Start of Data for the task

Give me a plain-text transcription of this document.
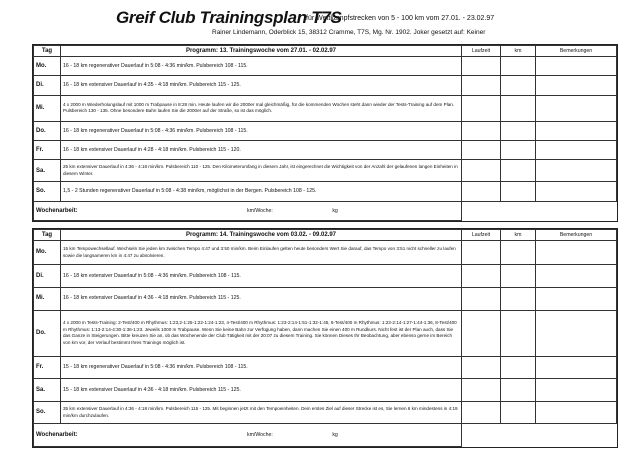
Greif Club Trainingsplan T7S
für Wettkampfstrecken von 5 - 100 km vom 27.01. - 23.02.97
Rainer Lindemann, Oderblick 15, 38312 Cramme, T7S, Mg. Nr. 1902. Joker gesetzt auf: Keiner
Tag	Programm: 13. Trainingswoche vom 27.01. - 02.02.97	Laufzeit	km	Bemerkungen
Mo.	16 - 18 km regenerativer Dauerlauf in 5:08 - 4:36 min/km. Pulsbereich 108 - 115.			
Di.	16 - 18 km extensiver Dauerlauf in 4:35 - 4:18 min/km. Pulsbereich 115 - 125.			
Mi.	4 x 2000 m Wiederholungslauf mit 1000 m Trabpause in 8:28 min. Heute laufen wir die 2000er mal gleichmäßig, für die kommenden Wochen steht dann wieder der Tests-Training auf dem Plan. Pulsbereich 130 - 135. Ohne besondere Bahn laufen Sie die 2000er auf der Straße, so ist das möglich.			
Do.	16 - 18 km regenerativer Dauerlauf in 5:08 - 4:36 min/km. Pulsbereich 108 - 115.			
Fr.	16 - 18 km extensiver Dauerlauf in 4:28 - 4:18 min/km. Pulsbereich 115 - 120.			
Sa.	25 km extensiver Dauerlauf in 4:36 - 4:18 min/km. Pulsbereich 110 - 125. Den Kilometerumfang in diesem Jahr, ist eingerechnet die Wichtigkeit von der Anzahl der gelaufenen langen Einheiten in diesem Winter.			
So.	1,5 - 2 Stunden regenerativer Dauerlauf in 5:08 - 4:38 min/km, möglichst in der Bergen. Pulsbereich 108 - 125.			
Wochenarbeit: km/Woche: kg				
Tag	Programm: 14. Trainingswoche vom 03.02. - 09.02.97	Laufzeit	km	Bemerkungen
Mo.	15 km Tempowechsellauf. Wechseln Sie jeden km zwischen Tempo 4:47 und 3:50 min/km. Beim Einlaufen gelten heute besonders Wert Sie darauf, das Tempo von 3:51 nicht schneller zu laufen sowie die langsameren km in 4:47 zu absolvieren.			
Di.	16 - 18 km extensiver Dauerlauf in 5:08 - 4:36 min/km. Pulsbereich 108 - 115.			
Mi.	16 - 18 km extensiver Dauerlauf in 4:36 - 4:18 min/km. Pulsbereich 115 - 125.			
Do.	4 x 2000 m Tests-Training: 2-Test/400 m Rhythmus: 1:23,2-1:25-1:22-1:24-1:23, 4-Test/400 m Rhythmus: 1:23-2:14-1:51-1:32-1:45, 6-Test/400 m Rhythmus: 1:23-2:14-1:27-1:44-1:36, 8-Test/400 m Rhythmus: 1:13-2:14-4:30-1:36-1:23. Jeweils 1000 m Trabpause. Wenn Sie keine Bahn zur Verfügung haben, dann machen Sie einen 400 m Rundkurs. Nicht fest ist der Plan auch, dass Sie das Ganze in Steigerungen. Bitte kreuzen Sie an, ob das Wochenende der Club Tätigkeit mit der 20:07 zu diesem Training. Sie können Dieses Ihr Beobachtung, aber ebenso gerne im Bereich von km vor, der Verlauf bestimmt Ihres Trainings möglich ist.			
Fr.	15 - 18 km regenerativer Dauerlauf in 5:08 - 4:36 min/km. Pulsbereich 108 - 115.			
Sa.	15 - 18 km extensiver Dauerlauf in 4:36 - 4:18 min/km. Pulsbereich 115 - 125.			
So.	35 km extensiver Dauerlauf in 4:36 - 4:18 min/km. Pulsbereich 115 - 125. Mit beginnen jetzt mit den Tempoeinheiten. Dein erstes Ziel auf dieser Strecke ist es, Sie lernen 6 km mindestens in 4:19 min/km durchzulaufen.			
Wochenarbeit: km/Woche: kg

End of Data for the task

→ Description of the task: Find the lines above that contain the word "dann" and collect them.

→ Task solution:
Mi.	4 x 2000 m Wiederholungslauf mit 1000 m Trabpause in 8:28 min. Heute laufen wir die 2000er mal gleichmäßig, für die kommenden Wochen steht dann wieder der Tests-Training auf dem Plan. Pulsbereich 130 - 135. Ohne besondere Bahn laufen Sie die 2000er auf der Straße, so ist das möglich.			
Do.	4 x 2000 m Tests-Training: 2-Test/400 m Rhythmus: 1:23,2-1:25-1:22-1:24-1:23, 4-Test/400 m Rhythmus: 1:23-2:14-1:51-1:32-1:45, 6-Test/400 m Rhythmus: 1:23-2:14-1:27-1:44-1:36, 8-Test/400 m Rhythmus: 1:13-2:14-4:30-1:36-1:23. Jeweils 1000 m Trabpause. Wenn Sie keine Bahn zur Verfügung haben, dann machen Sie einen 400 m Rundkurs. Nicht fest ist der Plan auch, dass Sie das Ganze in Steigerungen. Bitte kreuzen Sie an, ob das Wochenende der Club Tätigkeit mit der 20:07 zu diesem Training. Sie können Dieses Ihr Beobachtung, aber ebenso gerne im Bereich von km vor, der Verlauf bestimmt Ihres Trainings möglich ist.			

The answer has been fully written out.